### Stated problem
Extract each line containing the string "name".

Dataset entries on figures
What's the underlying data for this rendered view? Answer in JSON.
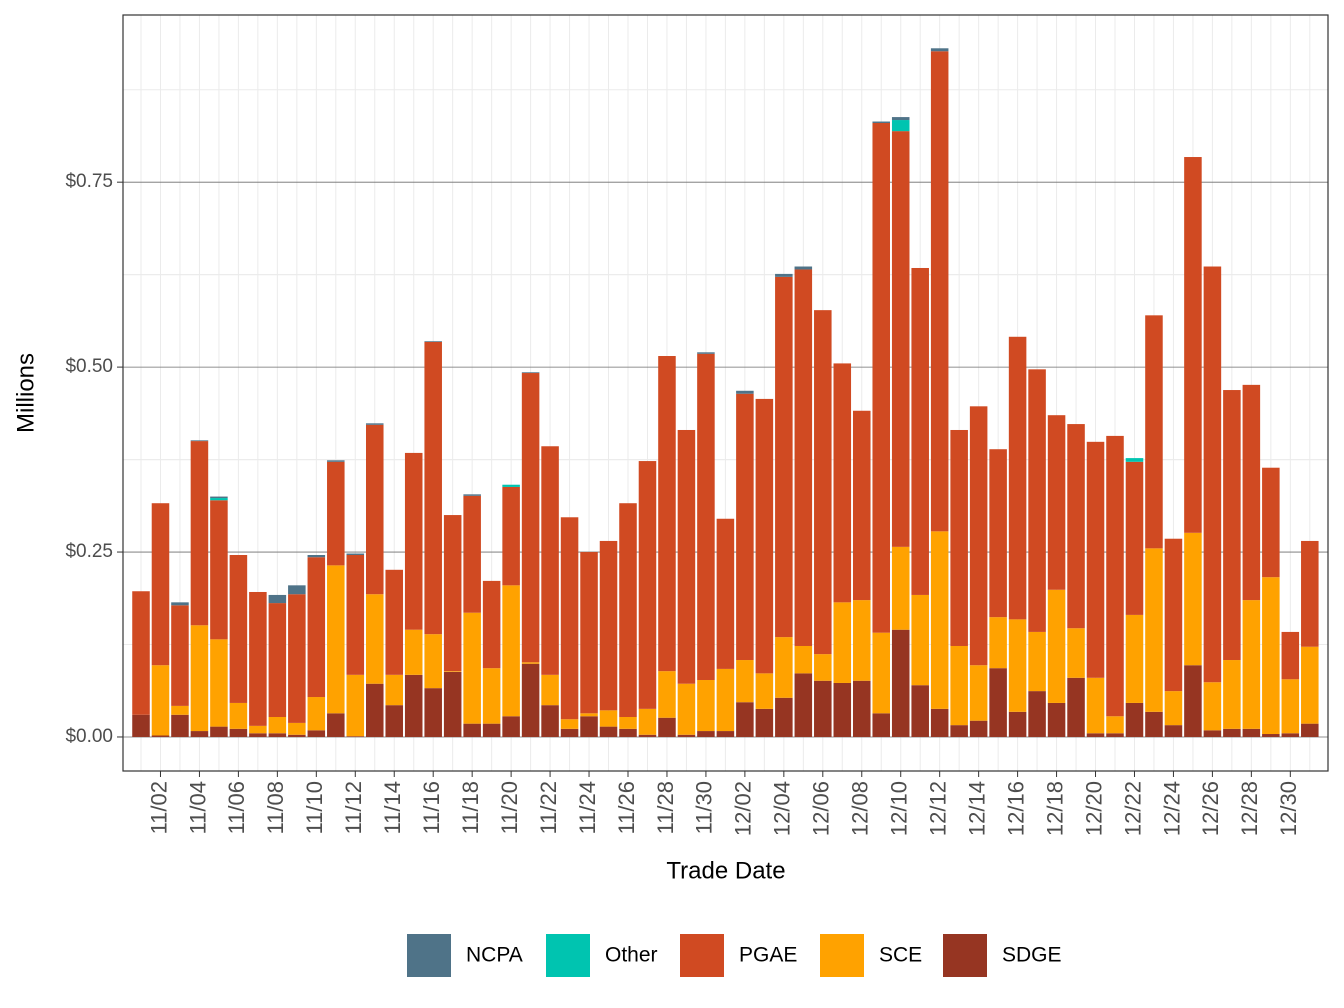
{
  "chart_data": {
    "type": "stacked_bar",
    "xlabel": "Trade Date",
    "ylabel": "Millions",
    "categories": [
      null,
      "11/02",
      null,
      "11/04",
      null,
      "11/06",
      null,
      "11/08",
      null,
      "11/10",
      null,
      "11/12",
      null,
      "11/14",
      null,
      "11/16",
      null,
      "11/18",
      null,
      "11/20",
      null,
      "11/22",
      null,
      "11/24",
      null,
      "11/26",
      null,
      "11/28",
      null,
      "11/30",
      null,
      "12/02",
      null,
      "12/04",
      null,
      "12/06",
      null,
      "12/08",
      null,
      "12/10",
      null,
      "12/12",
      null,
      "12/14",
      null,
      "12/16",
      null,
      "12/18",
      null,
      "12/20",
      null,
      "12/22",
      null,
      "12/24",
      null,
      "12/26",
      null,
      "12/28",
      null,
      "12/30",
      null
    ],
    "series": [
      {
        "name": "NCPA",
        "color": "#4f7388",
        "values": [
          0,
          0,
          0.004,
          0.001,
          0.002,
          0,
          0,
          0.011,
          0.012,
          0.003,
          0.002,
          0.002,
          0.002,
          0,
          0,
          0.001,
          0,
          0.002,
          0,
          0,
          0.001,
          0,
          0,
          0,
          0,
          0,
          0,
          0,
          0,
          0.002,
          0,
          0.004,
          0,
          0.004,
          0.004,
          0,
          0,
          0,
          0.002,
          0.004,
          0,
          0.004,
          0,
          0,
          0,
          0,
          0,
          0,
          0,
          0,
          0,
          0,
          0,
          0,
          0,
          0,
          0,
          0,
          0,
          0,
          0
        ]
      },
      {
        "name": "Other",
        "color": "#00c4b0",
        "values": [
          0,
          0,
          0,
          0,
          0.003,
          0,
          0,
          0,
          0,
          0,
          0,
          0,
          0,
          0,
          0,
          0,
          0,
          0,
          0,
          0.003,
          0,
          0,
          0,
          0,
          0,
          0,
          0,
          0,
          0,
          0,
          0,
          0,
          0,
          0,
          0,
          0,
          0,
          0,
          0,
          0.015,
          0,
          0,
          0,
          0,
          0,
          0,
          0,
          0,
          0,
          0,
          0,
          0.005,
          0,
          0,
          0,
          0,
          0,
          0,
          0,
          0,
          0
        ]
      },
      {
        "name": "PGAE",
        "color": "#d04a22",
        "values": [
          0.167,
          0.219,
          0.136,
          0.249,
          0.188,
          0.2,
          0.181,
          0.154,
          0.174,
          0.189,
          0.14,
          0.162,
          0.229,
          0.142,
          0.239,
          0.395,
          0.211,
          0.158,
          0.118,
          0.133,
          0.391,
          0.309,
          0.273,
          0.218,
          0.229,
          0.289,
          0.335,
          0.426,
          0.343,
          0.441,
          0.203,
          0.36,
          0.371,
          0.487,
          0.509,
          0.465,
          0.323,
          0.256,
          0.689,
          0.562,
          0.442,
          0.649,
          0.292,
          0.35,
          0.227,
          0.382,
          0.355,
          0.236,
          0.276,
          0.319,
          0.379,
          0.207,
          0.315,
          0.206,
          0.508,
          0.562,
          0.365,
          0.291,
          0.148,
          0.064,
          0.143
        ]
      },
      {
        "name": "SCE",
        "color": "#ffa200",
        "values": [
          0,
          0.095,
          0.012,
          0.143,
          0.118,
          0.035,
          0.01,
          0.022,
          0.016,
          0.045,
          0.2,
          0.083,
          0.121,
          0.041,
          0.061,
          0.073,
          0.001,
          0.15,
          0.075,
          0.177,
          0.002,
          0.041,
          0.013,
          0.004,
          0.022,
          0.016,
          0.035,
          0.063,
          0.069,
          0.069,
          0.084,
          0.057,
          0.048,
          0.082,
          0.037,
          0.036,
          0.109,
          0.109,
          0.109,
          0.112,
          0.122,
          0.24,
          0.107,
          0.075,
          0.069,
          0.125,
          0.08,
          0.153,
          0.067,
          0.075,
          0.023,
          0.119,
          0.221,
          0.046,
          0.179,
          0.065,
          0.093,
          0.174,
          0.212,
          0.073,
          0.104
        ]
      },
      {
        "name": "SDGE",
        "color": "#963522",
        "values": [
          0.03,
          0.002,
          0.03,
          0.008,
          0.014,
          0.011,
          0.005,
          0.005,
          0.003,
          0.009,
          0.032,
          0.001,
          0.072,
          0.043,
          0.084,
          0.066,
          0.088,
          0.018,
          0.018,
          0.028,
          0.099,
          0.043,
          0.011,
          0.028,
          0.014,
          0.011,
          0.003,
          0.026,
          0.003,
          0.008,
          0.008,
          0.047,
          0.038,
          0.053,
          0.086,
          0.076,
          0.073,
          0.076,
          0.032,
          0.145,
          0.07,
          0.038,
          0.016,
          0.022,
          0.093,
          0.034,
          0.062,
          0.046,
          0.08,
          0.005,
          0.005,
          0.046,
          0.034,
          0.016,
          0.097,
          0.009,
          0.011,
          0.011,
          0.004,
          0.005,
          0.018
        ]
      }
    ],
    "ylim": [
      -0.046,
      0.976
    ],
    "yticks": [
      {
        "value": 0,
        "label": "$0.00"
      },
      {
        "value": 0.25,
        "label": "$0.25"
      },
      {
        "value": 0.5,
        "label": "$0.50"
      },
      {
        "value": 0.75,
        "label": "$0.75"
      }
    ],
    "grid": true,
    "legend": "bottom"
  }
}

### Answer for the task
        "name": "NCPA",
        "name": "Other",
        "name": "PGAE",
        "name": "SCE",
        "name": "SDGE",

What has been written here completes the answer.